• **Aim**:
Without including the pictures, copy out every line below.

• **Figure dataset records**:

* * *

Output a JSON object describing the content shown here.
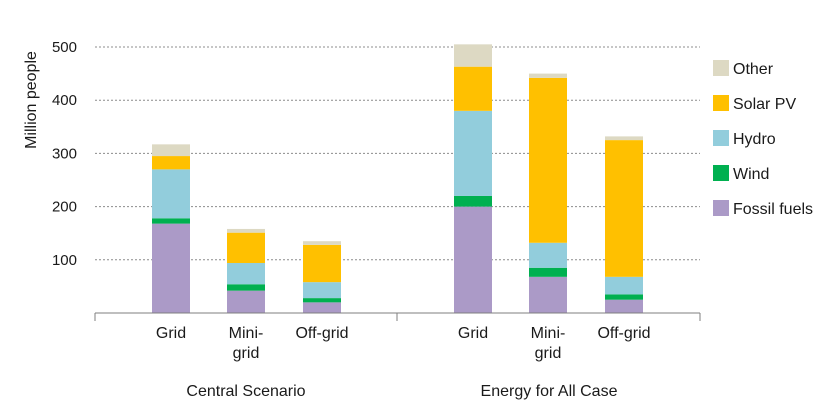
{
  "chart_data": {
    "type": "bar",
    "stacked": true,
    "ylabel": "Million people",
    "ylim": [
      0,
      500
    ],
    "yticks": [
      100,
      200,
      300,
      400,
      500
    ],
    "grid": true,
    "legend_position": "right",
    "groups": [
      {
        "label": "Central Scenario",
        "categories": [
          {
            "label": "Grid"
          },
          {
            "label": "Mini-\ngrid"
          },
          {
            "label": "Off-grid"
          }
        ]
      },
      {
        "label": "Energy for All  Case",
        "categories": [
          {
            "label": "Grid"
          },
          {
            "label": "Mini-\ngrid"
          },
          {
            "label": "Off-grid"
          }
        ]
      }
    ],
    "series": [
      {
        "name": "Fossil fuels",
        "color": "#ab9ac7",
        "values": [
          168,
          42,
          20,
          200,
          68,
          25
        ]
      },
      {
        "name": "Wind",
        "color": "#00b050",
        "values": [
          10,
          12,
          8,
          20,
          17,
          10
        ]
      },
      {
        "name": "Hydro",
        "color": "#92cddc",
        "values": [
          92,
          40,
          30,
          160,
          47,
          33
        ]
      },
      {
        "name": "Solar PV",
        "color": "#ffc000",
        "values": [
          25,
          57,
          70,
          83,
          310,
          257
        ]
      },
      {
        "name": "Other",
        "color": "#ddd9c3",
        "values": [
          22,
          7,
          7,
          42,
          8,
          7
        ]
      }
    ]
  }
}
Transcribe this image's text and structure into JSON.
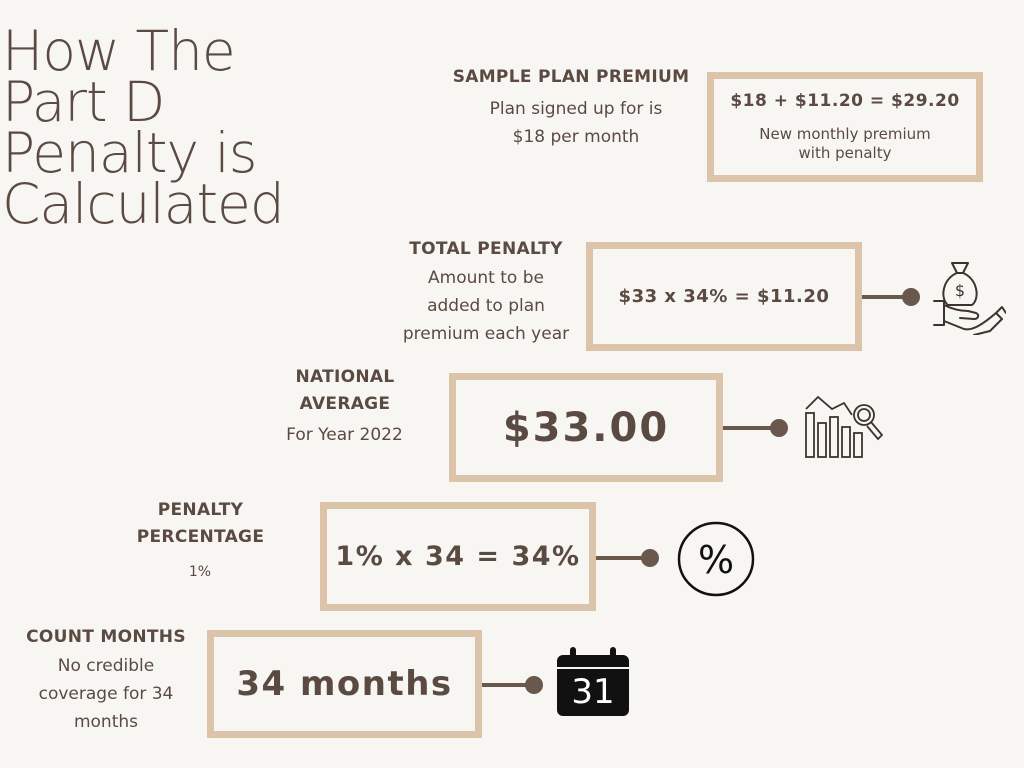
{
  "title": {
    "lines": [
      "How The",
      "Part D",
      "Penalty is",
      "Calculated"
    ]
  },
  "sample_plan": {
    "heading": "SAMPLE PLAN PREMIUM",
    "desc_lines": [
      "Plan signed up for is",
      "$18 per month"
    ],
    "formula": "$18 + $11.20 = $29.20",
    "note_lines": [
      "New monthly premium",
      "with penalty"
    ]
  },
  "total_penalty": {
    "heading": "TOTAL PENALTY",
    "desc_lines": [
      "Amount to be",
      "added to plan",
      "premium each year"
    ],
    "formula": "$33 x 34% = $11.20",
    "icon": "money-bag-hand-icon"
  },
  "national_average": {
    "heading_lines": [
      "NATIONAL",
      "AVERAGE"
    ],
    "desc": "For Year 2022",
    "value": "$33.00",
    "icon": "bar-chart-magnifier-icon"
  },
  "penalty_percentage": {
    "heading_lines": [
      "PENALTY",
      "PERCENTAGE"
    ],
    "desc": "1%",
    "formula": "1% x 34 = 34%",
    "icon": "percent-circle-icon"
  },
  "count_months": {
    "heading": "COUNT MONTHS",
    "desc_lines": [
      "No credible",
      "coverage for 34",
      "months"
    ],
    "value": "34 months",
    "icon": "calendar-icon",
    "calendar_day": "31"
  },
  "colors": {
    "background": "#f8f6f3",
    "box_border": "#dbc4a9",
    "text": "#5a4a42",
    "connector": "#6b584d"
  }
}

* * *

• **The result**:
Output a JSON object describing the content shown here.
{
  "chart_data": {
    "type": "bar",
    "stacked": true,
    "ylabel": "Million people",
    "ylim": [
      0,
      500
    ],
    "yticks": [
      100,
      200,
      300,
      400,
      500
    ],
    "grid": true,
    "legend_position": "right",
    "groups": [
      {
        "label": "Central Scenario",
        "categories": [
          {
            "label": "Grid"
          },
          {
            "label": "Mini-\ngrid"
          },
          {
            "label": "Off-grid"
          }
        ]
      },
      {
        "label": "Energy for All  Case",
        "categories": [
          {
            "label": "Grid"
          },
          {
            "label": "Mini-\ngrid"
          },
          {
            "label": "Off-grid"
          }
        ]
      }
    ],
    "series": [
      {
        "name": "Fossil fuels",
        "color": "#ab9ac7",
        "values": [
          168,
          42,
          20,
          200,
          68,
          25
        ]
      },
      {
        "name": "Wind",
        "color": "#00b050",
        "values": [
          10,
          12,
          8,
          20,
          17,
          10
        ]
      },
      {
        "name": "Hydro",
        "color": "#92cddc",
        "values": [
          92,
          40,
          30,
          160,
          47,
          33
        ]
      },
      {
        "name": "Solar PV",
        "color": "#ffc000",
        "values": [
          25,
          57,
          70,
          83,
          310,
          257
        ]
      },
      {
        "name": "Other",
        "color": "#ddd9c3",
        "values": [
          22,
          7,
          7,
          42,
          8,
          7
        ]
      }
    ]
  }
}
Transcribe this image's text and structure into JSON.
{
  "title": {
    "lines": [
      "How The",
      "Part D",
      "Penalty is",
      "Calculated"
    ]
  },
  "sample_plan": {
    "heading": "SAMPLE PLAN PREMIUM",
    "desc_lines": [
      "Plan signed up for is",
      "$18 per month"
    ],
    "formula": "$18 + $11.20 = $29.20",
    "note_lines": [
      "New monthly premium",
      "with penalty"
    ]
  },
  "total_penalty": {
    "heading": "TOTAL PENALTY",
    "desc_lines": [
      "Amount to be",
      "added to plan",
      "premium each year"
    ],
    "formula": "$33 x 34% = $11.20",
    "icon": "money-bag-hand-icon"
  },
  "national_average": {
    "heading_lines": [
      "NATIONAL",
      "AVERAGE"
    ],
    "desc": "For Year 2022",
    "value": "$33.00",
    "icon": "bar-chart-magnifier-icon"
  },
  "penalty_percentage": {
    "heading_lines": [
      "PENALTY",
      "PERCENTAGE"
    ],
    "desc": "1%",
    "formula": "1% x 34 = 34%",
    "icon": "percent-circle-icon"
  },
  "count_months": {
    "heading": "COUNT MONTHS",
    "desc_lines": [
      "No credible",
      "coverage for 34",
      "months"
    ],
    "value": "34 months",
    "icon": "calendar-icon",
    "calendar_day": "31"
  },
  "colors": {
    "background": "#f8f6f3",
    "box_border": "#dbc4a9",
    "text": "#5a4a42",
    "connector": "#6b584d"
  }
}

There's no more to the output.